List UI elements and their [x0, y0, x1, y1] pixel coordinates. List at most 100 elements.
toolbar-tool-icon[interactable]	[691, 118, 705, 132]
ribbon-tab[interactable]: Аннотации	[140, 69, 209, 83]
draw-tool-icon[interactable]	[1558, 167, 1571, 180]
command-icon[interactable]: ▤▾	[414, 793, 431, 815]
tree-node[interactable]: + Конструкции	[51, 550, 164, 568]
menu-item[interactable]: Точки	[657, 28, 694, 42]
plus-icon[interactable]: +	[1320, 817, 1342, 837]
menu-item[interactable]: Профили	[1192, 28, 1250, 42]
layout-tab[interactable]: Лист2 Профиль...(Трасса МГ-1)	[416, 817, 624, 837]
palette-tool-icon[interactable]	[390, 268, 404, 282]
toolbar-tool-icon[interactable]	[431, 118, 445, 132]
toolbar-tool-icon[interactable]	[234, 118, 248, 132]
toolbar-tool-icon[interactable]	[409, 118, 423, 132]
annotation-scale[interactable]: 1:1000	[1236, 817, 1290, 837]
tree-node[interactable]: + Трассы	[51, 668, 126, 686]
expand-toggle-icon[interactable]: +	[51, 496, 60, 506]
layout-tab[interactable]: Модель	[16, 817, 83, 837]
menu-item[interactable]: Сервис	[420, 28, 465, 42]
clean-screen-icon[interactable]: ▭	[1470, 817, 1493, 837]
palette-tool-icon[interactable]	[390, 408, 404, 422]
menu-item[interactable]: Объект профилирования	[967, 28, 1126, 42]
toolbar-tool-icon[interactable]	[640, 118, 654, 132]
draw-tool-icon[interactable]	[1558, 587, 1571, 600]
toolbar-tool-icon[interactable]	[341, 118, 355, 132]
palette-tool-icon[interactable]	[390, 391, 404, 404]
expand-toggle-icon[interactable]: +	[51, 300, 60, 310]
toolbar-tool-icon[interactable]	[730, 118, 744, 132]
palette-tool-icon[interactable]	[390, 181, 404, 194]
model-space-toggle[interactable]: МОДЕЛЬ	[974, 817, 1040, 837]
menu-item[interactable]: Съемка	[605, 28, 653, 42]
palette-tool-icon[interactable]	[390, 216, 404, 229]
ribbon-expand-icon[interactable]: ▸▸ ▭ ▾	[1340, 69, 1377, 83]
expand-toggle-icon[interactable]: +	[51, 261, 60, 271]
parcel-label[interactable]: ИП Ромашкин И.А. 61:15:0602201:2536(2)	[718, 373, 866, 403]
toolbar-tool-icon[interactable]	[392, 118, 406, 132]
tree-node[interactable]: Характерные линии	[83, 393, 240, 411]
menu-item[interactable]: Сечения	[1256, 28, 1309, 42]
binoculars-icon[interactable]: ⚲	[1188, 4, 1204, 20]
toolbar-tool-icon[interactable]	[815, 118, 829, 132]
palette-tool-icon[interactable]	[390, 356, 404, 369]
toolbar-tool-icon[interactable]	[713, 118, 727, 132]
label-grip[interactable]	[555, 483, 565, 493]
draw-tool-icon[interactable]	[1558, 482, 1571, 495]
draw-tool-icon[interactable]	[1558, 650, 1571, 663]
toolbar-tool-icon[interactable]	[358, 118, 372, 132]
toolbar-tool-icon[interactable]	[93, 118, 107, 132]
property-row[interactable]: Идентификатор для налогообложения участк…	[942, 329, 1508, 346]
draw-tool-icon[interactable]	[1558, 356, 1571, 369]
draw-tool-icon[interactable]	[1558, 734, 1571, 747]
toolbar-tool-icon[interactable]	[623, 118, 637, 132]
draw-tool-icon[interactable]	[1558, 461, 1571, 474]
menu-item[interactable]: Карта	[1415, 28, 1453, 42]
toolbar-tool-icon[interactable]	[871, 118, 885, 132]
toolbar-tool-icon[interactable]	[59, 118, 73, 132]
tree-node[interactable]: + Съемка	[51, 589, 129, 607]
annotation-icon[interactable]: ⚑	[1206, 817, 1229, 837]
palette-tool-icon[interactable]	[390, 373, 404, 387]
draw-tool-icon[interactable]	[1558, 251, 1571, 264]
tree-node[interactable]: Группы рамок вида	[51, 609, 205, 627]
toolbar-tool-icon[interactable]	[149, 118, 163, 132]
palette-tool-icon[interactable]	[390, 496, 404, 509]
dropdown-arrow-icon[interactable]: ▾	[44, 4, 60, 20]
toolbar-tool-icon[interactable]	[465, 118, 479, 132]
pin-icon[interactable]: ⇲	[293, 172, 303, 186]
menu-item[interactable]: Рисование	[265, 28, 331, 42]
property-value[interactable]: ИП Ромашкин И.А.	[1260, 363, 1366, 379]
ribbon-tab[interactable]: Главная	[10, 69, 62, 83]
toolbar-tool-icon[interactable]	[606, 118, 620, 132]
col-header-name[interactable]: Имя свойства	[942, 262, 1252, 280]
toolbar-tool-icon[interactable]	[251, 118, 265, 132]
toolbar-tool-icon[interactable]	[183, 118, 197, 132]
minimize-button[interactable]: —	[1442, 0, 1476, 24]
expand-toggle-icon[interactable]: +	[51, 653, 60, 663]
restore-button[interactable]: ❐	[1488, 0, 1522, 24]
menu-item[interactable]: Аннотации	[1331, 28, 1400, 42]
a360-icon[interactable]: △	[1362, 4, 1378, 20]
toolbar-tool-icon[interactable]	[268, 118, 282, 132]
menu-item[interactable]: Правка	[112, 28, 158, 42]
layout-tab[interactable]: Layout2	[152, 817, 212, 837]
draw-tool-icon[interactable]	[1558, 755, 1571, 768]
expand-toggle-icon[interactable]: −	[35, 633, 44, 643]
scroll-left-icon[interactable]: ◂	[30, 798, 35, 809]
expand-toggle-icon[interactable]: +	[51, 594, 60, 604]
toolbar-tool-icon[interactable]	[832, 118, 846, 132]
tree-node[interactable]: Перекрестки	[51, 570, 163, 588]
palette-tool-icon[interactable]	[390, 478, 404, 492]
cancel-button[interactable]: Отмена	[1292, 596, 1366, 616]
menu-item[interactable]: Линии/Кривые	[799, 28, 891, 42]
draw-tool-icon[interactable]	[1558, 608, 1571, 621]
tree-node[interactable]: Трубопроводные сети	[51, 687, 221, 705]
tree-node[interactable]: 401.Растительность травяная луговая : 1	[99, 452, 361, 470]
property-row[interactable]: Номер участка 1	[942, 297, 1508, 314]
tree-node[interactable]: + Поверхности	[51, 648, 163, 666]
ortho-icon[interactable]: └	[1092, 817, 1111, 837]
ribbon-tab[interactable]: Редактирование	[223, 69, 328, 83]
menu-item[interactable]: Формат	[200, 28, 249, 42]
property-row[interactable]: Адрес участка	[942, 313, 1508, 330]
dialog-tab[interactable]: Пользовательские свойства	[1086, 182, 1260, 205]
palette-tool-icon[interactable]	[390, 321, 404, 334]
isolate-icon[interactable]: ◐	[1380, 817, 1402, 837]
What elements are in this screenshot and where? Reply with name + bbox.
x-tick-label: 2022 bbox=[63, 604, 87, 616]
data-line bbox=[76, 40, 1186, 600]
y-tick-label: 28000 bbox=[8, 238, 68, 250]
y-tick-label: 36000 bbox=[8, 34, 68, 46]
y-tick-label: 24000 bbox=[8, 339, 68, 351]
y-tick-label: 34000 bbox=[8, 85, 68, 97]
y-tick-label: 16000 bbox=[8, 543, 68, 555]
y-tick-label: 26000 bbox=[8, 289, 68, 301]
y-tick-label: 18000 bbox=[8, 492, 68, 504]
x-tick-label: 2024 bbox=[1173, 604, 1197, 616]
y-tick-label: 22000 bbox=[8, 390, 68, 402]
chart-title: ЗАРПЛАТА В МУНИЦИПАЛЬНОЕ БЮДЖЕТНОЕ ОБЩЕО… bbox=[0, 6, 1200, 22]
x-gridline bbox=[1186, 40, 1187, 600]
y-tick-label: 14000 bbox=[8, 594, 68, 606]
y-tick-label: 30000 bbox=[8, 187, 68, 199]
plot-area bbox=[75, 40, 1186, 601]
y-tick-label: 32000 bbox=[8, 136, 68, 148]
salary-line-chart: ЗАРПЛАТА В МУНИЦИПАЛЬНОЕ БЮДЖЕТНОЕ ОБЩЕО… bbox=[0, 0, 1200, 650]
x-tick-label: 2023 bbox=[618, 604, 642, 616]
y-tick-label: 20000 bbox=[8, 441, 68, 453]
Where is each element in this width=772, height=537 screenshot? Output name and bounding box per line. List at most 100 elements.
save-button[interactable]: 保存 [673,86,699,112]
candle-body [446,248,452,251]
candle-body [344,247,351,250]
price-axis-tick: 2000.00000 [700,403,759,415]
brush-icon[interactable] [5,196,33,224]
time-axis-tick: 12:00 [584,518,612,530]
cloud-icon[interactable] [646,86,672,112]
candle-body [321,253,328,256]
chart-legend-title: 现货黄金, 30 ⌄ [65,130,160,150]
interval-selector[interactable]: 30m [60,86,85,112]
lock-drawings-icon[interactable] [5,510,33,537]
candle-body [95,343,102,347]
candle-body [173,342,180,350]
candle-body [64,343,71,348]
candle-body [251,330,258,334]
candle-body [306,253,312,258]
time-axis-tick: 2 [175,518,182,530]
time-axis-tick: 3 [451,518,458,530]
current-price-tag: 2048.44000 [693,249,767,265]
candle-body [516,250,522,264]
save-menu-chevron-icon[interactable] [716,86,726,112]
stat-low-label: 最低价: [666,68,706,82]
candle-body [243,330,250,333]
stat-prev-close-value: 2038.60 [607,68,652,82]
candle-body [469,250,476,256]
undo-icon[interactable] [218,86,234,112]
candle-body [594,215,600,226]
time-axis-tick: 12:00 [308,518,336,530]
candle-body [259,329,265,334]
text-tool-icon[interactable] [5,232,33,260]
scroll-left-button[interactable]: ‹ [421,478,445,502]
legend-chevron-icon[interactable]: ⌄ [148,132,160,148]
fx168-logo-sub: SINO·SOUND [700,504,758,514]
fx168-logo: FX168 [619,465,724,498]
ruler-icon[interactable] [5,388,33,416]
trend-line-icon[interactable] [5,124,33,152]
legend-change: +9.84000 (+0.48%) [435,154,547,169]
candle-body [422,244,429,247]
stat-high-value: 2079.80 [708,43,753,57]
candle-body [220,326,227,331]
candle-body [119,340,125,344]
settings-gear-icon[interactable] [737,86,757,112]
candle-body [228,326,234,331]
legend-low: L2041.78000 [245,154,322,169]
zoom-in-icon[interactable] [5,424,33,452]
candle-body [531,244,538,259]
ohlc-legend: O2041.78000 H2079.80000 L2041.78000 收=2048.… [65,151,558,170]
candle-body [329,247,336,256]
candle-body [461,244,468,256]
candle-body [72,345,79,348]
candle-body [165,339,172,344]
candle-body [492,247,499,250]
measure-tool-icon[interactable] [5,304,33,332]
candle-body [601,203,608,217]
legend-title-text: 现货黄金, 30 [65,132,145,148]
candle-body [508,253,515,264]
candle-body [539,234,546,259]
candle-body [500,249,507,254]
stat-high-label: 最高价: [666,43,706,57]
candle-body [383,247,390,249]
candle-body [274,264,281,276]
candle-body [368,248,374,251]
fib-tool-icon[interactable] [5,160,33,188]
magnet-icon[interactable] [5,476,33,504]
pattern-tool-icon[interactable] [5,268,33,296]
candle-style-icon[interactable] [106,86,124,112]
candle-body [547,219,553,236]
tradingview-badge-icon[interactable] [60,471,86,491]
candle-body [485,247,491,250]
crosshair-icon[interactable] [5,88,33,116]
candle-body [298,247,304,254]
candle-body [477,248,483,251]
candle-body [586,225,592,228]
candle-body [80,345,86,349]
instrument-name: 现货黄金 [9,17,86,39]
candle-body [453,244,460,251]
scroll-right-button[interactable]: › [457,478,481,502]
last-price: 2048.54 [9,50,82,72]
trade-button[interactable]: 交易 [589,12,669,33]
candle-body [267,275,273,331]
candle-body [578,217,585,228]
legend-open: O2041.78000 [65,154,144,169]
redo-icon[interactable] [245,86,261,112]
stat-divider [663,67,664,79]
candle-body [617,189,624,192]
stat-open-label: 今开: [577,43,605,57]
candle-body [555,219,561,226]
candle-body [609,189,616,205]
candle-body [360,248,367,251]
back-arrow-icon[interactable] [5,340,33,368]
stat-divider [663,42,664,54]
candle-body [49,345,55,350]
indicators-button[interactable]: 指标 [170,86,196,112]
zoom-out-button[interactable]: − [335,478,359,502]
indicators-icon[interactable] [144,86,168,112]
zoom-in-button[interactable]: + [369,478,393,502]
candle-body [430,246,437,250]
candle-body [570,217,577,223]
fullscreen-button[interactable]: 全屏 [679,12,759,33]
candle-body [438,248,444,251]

Task brief
Copy out the lines of the material above, from its first line through the line containing "28, 465, 42]".

Solution for this task
List UI elements and their [x0, y0, x1, y1] pixel coordinates. List at most 100 elements.
toolbar-tool-icon[interactable]	[691, 118, 705, 132]
ribbon-tab[interactable]: Аннотации	[140, 69, 209, 83]
draw-tool-icon[interactable]	[1558, 167, 1571, 180]
command-icon[interactable]: ▤▾	[414, 793, 431, 815]
tree-node[interactable]: + Конструкции	[51, 550, 164, 568]
menu-item[interactable]: Точки	[657, 28, 694, 42]
plus-icon[interactable]: +	[1320, 817, 1342, 837]
menu-item[interactable]: Профили	[1192, 28, 1250, 42]
layout-tab[interactable]: Лист2 Профиль...(Трасса МГ-1)	[416, 817, 624, 837]
palette-tool-icon[interactable]	[390, 268, 404, 282]
toolbar-tool-icon[interactable]	[431, 118, 445, 132]
toolbar-tool-icon[interactable]	[234, 118, 248, 132]
toolbar-tool-icon[interactable]	[409, 118, 423, 132]
annotation-scale[interactable]: 1:1000	[1236, 817, 1290, 837]
tree-node[interactable]: + Трассы	[51, 668, 126, 686]
expand-toggle-icon[interactable]: +	[51, 496, 60, 506]
layout-tab[interactable]: Модель	[16, 817, 83, 837]
menu-item[interactable]: Сервис	[420, 28, 465, 42]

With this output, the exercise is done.